### Metin Bloğu
──────────────────────────────

GÜNDEM - 06 Şubat 2023 Pazartesi 13:10

Cumhurbaşkanı Erdoğan açıkladı: '912 kişi hayatını kaybetti, 5 bin 385 kişi yaralandı, 2 bin 818 bina yıkıldı'

A
A
A
Cumhurbaşkanı Erdoğan açıkladı: '912 kişi hayatını kaybetti, 5 bin 385 kişi yaralandı, 2 bin 818 bina yıkıldı'

Cumhurbaşkanı Recep Tayyip Erdoğan, 7,7 büyüklüğündeki Kahramanmaraş depreminin son bir asırda yaşanan 1939 Erzincan depreminden sonraki en büyük felaket olduğunu belirterek, "912 vatandaşımız hayatını kaybetmiştir. 5 bin 385 vatandaşımız yaralanmıştır. Enkaz altından kurtarılan kişi sayısı 2 bin 470'i bulmuştur. Yıkılan bina 2 bin 818'dir" dedi.

Cumhurbaşkanı Recep Tayyip Erdoğan, AFAD merkezinde yaptığı açıklamada depreme ilişkin son bilgileri paylaştı. Erdoğan, "Gece saat 4.17’de son bir asırda yaşadığımız 1939 Erzincan depreminden sonraki en büyük felaketle sarsıldık" diyerek sözlerini şöyle sürdürdü:

"Merkezi Kahramanmaraş’ın Pazarcık ilçesi olarak tespit edilen ve son değerlendirmeye göre büyüklüğü 7,7 olarak ölçülen deprem geniş alanda hissedildi. Derinliği 7 kilometre olarak belirlenen depremde Kahramanmaraş’ın yanı sıra, Hatay, Gaziantep, Kilis, Osmaniye, Malatya, Adıyaman, Diyarbakır, Şanlıurfa, Adana illerimizde yıkıma yol açtı.

──────────────────────────────

### Yazılı Soru 1
Kahramanmaraş depremi haberine göre depremin derinliği kaç kilometre olarak belirlenmiştir?
### Yazılı Soru 2
Lütfen Kahramanmaraş depremi haberini son cümlesinin ardından birkaç cümleyle devam ettirin.
Sonraki veriler başka bir kaynaktan alınmıştır.

──────────────────────────────

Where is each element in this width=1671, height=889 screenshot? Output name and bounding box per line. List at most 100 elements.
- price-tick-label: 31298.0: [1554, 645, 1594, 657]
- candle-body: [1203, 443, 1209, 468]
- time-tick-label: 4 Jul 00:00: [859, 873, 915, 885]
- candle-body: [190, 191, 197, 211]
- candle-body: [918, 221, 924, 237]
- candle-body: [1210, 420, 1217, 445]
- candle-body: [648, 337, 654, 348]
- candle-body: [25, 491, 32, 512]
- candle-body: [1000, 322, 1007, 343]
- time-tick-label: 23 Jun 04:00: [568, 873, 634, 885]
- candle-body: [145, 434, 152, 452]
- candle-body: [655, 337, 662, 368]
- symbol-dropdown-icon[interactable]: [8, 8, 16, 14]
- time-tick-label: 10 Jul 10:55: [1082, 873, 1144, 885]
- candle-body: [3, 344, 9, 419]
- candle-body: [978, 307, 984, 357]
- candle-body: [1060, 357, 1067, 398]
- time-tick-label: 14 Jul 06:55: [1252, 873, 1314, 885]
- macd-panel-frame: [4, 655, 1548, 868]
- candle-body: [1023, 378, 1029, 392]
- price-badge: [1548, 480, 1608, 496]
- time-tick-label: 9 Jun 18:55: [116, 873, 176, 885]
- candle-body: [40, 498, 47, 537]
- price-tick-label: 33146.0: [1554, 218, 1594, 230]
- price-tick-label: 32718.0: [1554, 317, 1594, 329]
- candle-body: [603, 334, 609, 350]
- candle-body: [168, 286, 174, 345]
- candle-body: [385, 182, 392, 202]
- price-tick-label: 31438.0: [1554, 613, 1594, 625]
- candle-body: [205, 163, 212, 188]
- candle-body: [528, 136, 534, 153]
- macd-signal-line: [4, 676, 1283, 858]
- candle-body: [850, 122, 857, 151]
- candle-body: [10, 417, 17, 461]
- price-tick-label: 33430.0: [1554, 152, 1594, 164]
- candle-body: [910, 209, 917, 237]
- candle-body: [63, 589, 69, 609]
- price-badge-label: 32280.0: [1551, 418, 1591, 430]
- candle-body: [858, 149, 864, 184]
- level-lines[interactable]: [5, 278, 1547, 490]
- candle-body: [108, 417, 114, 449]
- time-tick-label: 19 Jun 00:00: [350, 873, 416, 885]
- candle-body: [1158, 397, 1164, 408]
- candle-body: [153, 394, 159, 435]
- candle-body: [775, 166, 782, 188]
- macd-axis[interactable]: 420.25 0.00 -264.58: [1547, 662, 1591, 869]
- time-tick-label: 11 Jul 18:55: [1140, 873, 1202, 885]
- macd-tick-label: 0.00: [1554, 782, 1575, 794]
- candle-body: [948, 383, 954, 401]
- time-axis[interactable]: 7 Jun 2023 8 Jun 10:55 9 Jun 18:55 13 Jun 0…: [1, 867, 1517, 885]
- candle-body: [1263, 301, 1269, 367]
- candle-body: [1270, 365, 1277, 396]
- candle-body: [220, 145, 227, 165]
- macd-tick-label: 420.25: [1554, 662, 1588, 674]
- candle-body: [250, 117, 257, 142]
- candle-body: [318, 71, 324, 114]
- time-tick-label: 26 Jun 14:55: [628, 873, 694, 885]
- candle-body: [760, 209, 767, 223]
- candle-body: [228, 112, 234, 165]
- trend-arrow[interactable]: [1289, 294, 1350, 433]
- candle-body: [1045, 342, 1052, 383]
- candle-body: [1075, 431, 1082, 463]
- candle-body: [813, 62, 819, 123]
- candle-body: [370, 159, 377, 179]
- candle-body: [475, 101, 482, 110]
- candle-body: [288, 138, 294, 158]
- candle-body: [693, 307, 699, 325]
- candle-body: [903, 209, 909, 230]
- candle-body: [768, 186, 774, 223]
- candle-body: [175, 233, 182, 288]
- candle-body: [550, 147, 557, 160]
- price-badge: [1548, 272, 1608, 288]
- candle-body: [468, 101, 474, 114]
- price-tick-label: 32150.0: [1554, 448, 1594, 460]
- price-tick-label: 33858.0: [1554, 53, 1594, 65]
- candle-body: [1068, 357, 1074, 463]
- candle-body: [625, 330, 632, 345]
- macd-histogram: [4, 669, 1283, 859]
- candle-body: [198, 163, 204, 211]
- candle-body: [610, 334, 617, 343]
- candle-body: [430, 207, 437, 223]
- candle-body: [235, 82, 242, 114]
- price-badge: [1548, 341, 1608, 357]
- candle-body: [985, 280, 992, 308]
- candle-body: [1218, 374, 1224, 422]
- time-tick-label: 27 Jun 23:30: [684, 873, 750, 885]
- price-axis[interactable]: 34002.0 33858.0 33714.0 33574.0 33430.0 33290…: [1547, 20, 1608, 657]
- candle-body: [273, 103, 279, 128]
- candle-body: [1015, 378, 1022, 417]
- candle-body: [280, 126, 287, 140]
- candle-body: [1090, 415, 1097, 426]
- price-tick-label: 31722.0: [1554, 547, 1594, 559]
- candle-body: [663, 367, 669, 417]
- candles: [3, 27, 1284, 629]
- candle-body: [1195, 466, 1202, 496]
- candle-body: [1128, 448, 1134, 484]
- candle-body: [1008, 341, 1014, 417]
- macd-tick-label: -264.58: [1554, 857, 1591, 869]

──────────────────────────────

### Yazılı Cevap 1
7 kilometre.

### Yazılı Cevap 2
Deprem merkezine nispeten yakın diğer illerimizde de küçük hasarlar olmasına rağmen asıl yıkımın buralarda yaşandığı anlaşılıyor. Güney komşumuz Suriye’nin sınırımıza yakın şehirlerinde de ciddi yıkımlar yaşanmıştır. Devletimiz deprem anından itibaren tüm kurumlarıyla harekete geçmiştir. Valiliklerimiz kendi illerindeki tüm imkanları seferber etmiştir. Depremden etkilenen 10 ilimize valiliklerin yanına 10 vali daha görevlendirilmiştir. AFAD ve Kızılay gibi doğrudan afet görevi olan kurumlarımız ekiplerini bölgeye göndermişlerdir. Türk Silahlı Kuvvetlerimiz ve belediyelerimiz başta afet konusunda altyapısı olan birimler ve kurumlar göreve çağrılmıştır.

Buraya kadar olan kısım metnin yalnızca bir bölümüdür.